___ Source document ___

Local markets at the intersection of policy, politics and performance, as lower inflation target debate heats upBy Old Mutual Investment Group23 July 2025 | Read time: 6 min

      As South Africa’s all share index reaches the historic 100,000 points mark this week, local markets have appeared complacent amid a lack of clarity around Trump’s latest tariff threats against South Africa. At the same time, a number of domestic developments are unfolding that are forcing investors to weigh up the structural challenges and potential tailwinds that are adding to the dynamics that could drive the outlook for SA markets.

      This is according to Old Mutual Investment Group’s (OMIG) latest quarterly investment update this week, which highlighted the implications for local investors of a lower inflation target, political fragmentation under the Government of National Unity (GNU), and a welcome – but temporary – revenue boost from the global commodities cycle.

      Opening the presentation, OMIG Portfolio Manager Jason Swartz emphasised that one of the most pressing economic and market developments currently is the South African Reserve Bank’s (SARB) suggestion that it may lower the inflation target band, currently set at 3% to 6%. While such a move could anchor inflation expectations more firmly and strengthen monetary credibility, it also risks tightening financial conditions in an already sluggish economy.

      “With the economy underperforming and growth still tepid, the timing of such a shift matters,” said Swartz. “Long term, we believe that lowering the target is a sensible idea as SA needs to align with other emerging markets, but over the short term we’ll need to see historically higher administered price inflation resetting lower for the SARB’s more optimistic view to play out,” he warns.

      “Short-term pain will certainly be felt in this scenario, but the longer-term benefits are likely to outweigh the risks as a lower cost of capital should reduce borrowing costs and lift domestic growth,” he explains. “While the impact of lower inflation on debt serving costs are likely to be meaningful, nominal GDP will naturally also fall; and therefore, the primary surplus we would need to stablise debt to GDP will only improve should the knock-on impact to real GDP be positive.”

      OMIG Head of Equities Research Meryl Pick pointed out that there is still a bright spot for the local fiscus over the shorter term. This lies in the likelihood of precious metal strength boosting mining tax revenue, providing a windfall for the Government of National Unity.

      OMIG is currently fairly bullish on PGMs, based on research that shows that, outside of China, electric vehicles (EV) are not growing as fast as previously projected. “The EV transition is proving to be costly for car manufacturers, without government funding, which is slowing in the EU and US, and manufacturers are launching new internal combustion engine models alongside EVs and hybrids,” Pick explained.

      “While this is strengthening the case for PGMs demand, the local industry has been reluctant to invest in new PGM supply due to uncertainty about long-term demand. We therefore anticipate a supply cliff on the horizon, which further supports the case for a PGM price rally,” said Pick.

___ Stored data ___

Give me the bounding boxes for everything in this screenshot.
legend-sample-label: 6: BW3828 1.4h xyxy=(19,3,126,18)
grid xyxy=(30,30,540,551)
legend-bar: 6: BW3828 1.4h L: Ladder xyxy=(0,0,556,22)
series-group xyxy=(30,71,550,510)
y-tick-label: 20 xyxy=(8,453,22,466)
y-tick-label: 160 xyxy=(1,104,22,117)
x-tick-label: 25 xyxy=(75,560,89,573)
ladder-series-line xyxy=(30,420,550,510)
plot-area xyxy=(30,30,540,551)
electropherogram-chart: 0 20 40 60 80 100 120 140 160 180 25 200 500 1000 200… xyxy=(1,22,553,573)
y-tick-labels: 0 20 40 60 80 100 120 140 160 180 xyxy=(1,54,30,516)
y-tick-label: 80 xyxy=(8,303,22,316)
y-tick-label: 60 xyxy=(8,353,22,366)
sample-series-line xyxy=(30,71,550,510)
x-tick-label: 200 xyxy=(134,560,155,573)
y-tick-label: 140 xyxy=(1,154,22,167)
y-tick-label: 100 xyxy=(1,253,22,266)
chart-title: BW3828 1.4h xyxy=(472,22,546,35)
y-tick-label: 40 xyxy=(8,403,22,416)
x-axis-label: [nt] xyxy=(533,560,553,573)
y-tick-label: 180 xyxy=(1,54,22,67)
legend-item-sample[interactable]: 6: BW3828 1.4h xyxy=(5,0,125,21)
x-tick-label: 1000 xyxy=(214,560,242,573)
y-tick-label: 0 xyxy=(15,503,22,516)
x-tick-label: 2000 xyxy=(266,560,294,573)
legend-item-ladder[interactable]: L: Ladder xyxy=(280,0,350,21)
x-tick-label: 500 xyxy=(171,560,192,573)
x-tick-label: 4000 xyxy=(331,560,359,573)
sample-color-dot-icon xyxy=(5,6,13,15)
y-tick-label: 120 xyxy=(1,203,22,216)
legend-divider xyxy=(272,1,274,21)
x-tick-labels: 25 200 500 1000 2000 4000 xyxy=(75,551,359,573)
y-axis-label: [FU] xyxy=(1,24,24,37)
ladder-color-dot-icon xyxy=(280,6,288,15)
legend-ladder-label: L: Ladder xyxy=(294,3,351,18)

___

### What is asked
**a)** Summarize the article on South African markets in two sentences.
**b)** According to the article on South African markets, what is the current inflation target band of the South African Reserve Bank?
The data is not needed for either task.

### Per-task answers
**a)** Old Mutual Investment Group's quarterly investment update highlighted what a lower inflation target, political fragmentation under the Government of National Unity, and a temporary revenue boost from the commodities cycle could mean for local investors. Jason Swartz said lowering the SARB's target band would bring short-term pain but likely greater long-term benefits, while Meryl Pick expected precious metal strength to lift mining tax revenue and saw a looming PGM supply cliff supporting a price rally.

**b)** 3% to 6%.